> **Text**:
Angiotensin-converting enzyme (ACE) inhibitors have proven benefits in the treatment of chronic heart failure caused by systolic dysfunction. However, it is not known whether these medications can prevent the development of heart failure. Arnold and colleagues report findings from the Heart Outcomes Prevention Evaluation (HOPE) trial to help answer this question. Previous reports from the HOPE trial showed that the ACE inhibitor ramipril reduced rates of myocardial infarction, stroke, and cardiovascular death in patients at high risk for these outcomes.
The HOPE study was a randomized, double-blinded, placebo-controlled trial comparing ramipril and vitamin E in patients at high risk for cardiovascular events. Elevated risk was defined as a history of coronary artery disease, stroke, peripheral vascular disease, or diabetes plus one other risk factor, such as hypertension, elevated total cholesterol level, low high-density lipoprotein level, smoking, or microalbuminuria. Patients with known heart failure were excluded from this group. Heart failure occurred in 10.2 percent of randomized patients during follow-up (median, 4.6 years), and development of heart failure was associated with a fourfold increase in mortality. Patients who had a myocardial infarction during the study had a ninefold increased risk of heart failure. Age was the greatest predictor of developing heart failure. Other significant indicators included higher body mass index, systolic blood pressure, heart rate, and pulse pressure. Including patients with undiagnosed systolic dysfunction in the study group did not affect the findings significantly.

> **Information**:
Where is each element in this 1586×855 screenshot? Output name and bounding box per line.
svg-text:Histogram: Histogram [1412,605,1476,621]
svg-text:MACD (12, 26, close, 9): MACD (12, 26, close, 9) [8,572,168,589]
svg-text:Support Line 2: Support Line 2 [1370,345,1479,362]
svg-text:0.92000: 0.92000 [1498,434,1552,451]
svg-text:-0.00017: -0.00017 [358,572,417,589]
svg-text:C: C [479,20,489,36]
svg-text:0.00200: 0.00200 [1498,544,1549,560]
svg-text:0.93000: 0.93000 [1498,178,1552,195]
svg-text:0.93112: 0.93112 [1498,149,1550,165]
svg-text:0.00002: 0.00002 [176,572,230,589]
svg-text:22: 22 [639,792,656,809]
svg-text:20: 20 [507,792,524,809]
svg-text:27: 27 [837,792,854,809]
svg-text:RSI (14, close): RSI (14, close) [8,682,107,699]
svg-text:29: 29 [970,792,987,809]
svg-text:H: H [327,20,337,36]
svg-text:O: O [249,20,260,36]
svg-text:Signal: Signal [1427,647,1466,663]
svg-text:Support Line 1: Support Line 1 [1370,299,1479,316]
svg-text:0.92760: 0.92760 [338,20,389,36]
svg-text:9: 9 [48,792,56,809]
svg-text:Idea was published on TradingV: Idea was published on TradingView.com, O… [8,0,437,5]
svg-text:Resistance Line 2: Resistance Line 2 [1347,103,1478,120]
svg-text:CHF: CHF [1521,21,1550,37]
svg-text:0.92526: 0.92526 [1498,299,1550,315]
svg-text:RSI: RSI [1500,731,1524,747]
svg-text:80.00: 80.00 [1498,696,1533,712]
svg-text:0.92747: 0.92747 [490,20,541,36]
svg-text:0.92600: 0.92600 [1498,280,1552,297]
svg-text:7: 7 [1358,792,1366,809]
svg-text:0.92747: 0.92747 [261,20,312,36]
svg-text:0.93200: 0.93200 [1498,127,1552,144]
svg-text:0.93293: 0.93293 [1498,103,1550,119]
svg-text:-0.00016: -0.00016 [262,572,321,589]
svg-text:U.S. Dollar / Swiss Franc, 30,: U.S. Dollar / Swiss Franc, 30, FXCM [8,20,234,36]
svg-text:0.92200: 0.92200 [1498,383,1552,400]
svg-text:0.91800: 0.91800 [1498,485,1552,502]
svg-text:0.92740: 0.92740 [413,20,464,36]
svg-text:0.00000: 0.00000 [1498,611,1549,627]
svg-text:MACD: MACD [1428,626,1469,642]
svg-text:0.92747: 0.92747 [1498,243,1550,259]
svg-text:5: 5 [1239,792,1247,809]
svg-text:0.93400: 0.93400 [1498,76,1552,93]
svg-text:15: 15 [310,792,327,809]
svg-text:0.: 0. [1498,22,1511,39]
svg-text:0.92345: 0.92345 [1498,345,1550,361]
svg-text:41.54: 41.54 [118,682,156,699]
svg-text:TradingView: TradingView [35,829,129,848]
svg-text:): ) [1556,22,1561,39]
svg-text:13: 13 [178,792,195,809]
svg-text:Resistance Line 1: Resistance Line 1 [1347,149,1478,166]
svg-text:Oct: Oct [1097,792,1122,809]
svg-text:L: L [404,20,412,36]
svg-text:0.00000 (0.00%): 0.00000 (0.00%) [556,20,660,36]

> **Tasks to carry out**:
A – According to the HOPE trial summary, what was the greatest predictor of developing heart failure?
B – Continue the HOPE trial summary after its final sentence.
The records are separate material and are not connected to the HOPE trial summary.

> **Numbered answers**:
A – Age.

B –
Ramipril use reduced the relative rate of heart failure development by 23 percent and the combined rate of heart failure and cardiovascular death by 24 percent. There was a 13 percent relative reduction in the rate of heart failure in patients who had a myocardial infarction during the study period. To prevent one new case of heart failure, 40 high-risk patients would have to be treated for 4.5 years. However, when heart failure was combined with other key outcomes of the HOPE trial (i.e., myocardial infarction, cardiovascular death, stroke, revascularization), only 13 patients would need to be treated to prevent one outcome.
The authors conclude that the beneficial effects of ACE inhibitors can be extended to the prevention of heart failure in patients at high risk for cardiovascular events.